Stated exercise:
Identify the lines that contain the string "name" and copy all of them.

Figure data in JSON
┌──
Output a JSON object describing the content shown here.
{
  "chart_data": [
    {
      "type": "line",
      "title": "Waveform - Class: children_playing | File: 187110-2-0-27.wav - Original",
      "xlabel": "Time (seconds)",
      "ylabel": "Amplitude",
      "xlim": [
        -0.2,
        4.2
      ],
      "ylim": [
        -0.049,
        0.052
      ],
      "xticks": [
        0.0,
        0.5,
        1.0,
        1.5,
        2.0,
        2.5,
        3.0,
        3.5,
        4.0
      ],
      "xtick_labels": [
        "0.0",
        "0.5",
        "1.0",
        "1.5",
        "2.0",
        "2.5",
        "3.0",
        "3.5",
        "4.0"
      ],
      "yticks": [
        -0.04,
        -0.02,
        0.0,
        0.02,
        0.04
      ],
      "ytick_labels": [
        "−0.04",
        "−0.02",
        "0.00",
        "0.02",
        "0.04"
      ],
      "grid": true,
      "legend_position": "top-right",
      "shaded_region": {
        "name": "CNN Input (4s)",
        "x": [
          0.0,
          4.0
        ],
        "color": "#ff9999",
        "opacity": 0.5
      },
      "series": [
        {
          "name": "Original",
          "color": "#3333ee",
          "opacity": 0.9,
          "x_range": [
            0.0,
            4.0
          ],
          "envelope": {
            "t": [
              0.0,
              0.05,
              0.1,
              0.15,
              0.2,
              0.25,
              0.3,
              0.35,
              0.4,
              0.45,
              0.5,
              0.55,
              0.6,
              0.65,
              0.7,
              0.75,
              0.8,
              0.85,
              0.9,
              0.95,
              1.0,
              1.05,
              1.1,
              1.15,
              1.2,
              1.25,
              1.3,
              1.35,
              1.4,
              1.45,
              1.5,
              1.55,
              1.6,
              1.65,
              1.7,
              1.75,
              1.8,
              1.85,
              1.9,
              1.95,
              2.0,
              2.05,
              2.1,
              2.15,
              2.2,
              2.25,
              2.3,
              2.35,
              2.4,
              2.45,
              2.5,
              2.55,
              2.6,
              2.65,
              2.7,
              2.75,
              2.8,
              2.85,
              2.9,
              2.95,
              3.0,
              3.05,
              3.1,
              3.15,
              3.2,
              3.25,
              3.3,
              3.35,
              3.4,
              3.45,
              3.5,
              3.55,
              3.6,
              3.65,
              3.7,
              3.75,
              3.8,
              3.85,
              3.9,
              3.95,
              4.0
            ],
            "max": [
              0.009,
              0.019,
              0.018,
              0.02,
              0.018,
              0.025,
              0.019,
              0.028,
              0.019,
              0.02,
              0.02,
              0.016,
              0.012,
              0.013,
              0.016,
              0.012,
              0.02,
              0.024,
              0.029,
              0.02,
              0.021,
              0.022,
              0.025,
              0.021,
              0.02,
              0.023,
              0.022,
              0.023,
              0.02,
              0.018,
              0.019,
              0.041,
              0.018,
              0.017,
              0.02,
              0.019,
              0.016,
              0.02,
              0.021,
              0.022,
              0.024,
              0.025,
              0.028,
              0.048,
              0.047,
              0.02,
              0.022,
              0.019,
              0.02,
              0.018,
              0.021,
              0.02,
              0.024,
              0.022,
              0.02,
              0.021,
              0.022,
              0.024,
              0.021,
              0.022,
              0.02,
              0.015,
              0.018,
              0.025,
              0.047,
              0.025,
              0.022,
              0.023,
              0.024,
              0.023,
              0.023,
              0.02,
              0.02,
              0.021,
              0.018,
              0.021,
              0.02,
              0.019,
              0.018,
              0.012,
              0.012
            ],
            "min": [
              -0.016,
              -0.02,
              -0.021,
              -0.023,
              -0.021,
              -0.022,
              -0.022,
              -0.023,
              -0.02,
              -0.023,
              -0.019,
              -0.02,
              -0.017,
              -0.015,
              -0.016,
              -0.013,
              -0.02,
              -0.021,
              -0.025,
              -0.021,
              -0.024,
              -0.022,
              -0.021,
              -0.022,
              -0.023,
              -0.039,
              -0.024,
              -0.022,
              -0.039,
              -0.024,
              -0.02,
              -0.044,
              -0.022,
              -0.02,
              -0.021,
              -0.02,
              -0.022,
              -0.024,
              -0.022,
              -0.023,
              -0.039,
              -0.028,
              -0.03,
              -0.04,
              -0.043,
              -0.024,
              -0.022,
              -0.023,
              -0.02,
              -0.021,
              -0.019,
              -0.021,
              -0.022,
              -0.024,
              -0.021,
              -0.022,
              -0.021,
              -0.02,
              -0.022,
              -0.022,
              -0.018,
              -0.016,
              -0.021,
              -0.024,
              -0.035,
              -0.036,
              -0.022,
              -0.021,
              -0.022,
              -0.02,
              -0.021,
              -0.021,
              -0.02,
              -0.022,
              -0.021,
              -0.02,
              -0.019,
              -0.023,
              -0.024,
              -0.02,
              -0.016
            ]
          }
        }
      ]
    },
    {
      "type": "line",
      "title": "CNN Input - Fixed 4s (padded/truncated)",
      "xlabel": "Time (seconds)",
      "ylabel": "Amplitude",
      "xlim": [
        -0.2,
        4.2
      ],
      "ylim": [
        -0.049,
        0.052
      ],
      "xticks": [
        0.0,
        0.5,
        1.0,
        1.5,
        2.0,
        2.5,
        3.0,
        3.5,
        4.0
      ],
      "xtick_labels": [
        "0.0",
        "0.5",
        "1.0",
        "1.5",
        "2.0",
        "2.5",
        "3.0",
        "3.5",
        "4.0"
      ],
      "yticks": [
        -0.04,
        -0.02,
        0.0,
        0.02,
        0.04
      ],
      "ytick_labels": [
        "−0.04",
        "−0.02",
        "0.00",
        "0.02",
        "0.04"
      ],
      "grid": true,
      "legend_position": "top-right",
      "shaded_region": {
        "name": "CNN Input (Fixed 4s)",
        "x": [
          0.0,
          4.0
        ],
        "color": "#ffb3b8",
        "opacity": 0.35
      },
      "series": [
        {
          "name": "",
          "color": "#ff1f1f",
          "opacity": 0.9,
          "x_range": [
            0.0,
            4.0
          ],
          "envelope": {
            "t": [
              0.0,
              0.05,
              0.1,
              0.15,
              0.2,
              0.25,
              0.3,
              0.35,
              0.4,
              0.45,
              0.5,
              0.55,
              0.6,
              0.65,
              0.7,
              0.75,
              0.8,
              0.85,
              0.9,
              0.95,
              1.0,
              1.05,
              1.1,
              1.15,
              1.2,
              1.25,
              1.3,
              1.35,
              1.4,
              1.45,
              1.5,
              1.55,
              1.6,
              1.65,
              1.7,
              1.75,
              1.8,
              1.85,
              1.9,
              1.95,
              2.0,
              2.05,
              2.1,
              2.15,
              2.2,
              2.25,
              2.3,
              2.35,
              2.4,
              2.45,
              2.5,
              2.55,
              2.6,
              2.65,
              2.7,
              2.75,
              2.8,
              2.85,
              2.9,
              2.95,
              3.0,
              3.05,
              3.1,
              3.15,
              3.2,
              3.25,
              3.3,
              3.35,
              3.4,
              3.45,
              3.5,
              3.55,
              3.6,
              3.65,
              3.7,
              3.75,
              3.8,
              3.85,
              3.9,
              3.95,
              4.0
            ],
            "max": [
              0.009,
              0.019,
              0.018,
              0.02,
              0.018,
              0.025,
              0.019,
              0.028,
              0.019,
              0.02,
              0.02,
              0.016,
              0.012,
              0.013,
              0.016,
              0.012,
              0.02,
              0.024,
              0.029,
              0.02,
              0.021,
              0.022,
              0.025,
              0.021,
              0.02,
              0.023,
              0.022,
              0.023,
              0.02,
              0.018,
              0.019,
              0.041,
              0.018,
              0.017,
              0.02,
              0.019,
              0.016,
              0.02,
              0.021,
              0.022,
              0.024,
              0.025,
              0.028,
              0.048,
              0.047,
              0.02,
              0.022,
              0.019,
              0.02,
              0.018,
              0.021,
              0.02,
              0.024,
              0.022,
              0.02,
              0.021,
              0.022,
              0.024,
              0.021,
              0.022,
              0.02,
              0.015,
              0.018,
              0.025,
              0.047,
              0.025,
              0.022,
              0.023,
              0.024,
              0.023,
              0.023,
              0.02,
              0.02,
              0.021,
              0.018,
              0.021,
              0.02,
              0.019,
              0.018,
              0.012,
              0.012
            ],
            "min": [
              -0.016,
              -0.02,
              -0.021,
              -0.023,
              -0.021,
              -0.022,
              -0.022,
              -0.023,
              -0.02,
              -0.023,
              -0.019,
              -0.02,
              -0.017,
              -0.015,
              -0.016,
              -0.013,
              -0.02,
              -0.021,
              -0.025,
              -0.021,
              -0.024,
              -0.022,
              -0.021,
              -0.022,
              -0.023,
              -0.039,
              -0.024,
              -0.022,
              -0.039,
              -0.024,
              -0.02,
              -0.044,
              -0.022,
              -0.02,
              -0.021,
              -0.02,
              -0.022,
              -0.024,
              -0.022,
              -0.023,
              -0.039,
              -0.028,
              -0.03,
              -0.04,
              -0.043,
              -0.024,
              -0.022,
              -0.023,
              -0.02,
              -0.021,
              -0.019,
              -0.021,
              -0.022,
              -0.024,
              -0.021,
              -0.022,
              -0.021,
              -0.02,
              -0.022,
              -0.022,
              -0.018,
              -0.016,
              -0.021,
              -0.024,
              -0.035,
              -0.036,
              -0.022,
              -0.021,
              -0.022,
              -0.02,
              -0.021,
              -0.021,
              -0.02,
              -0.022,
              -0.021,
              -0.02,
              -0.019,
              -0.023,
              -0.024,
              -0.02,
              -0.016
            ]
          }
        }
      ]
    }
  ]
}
└──
Result of this task:
        "name": "CNN Input (4s)",
          "name": "Original",
        "name": "CNN Input (Fixed 4s)",
          "name": "",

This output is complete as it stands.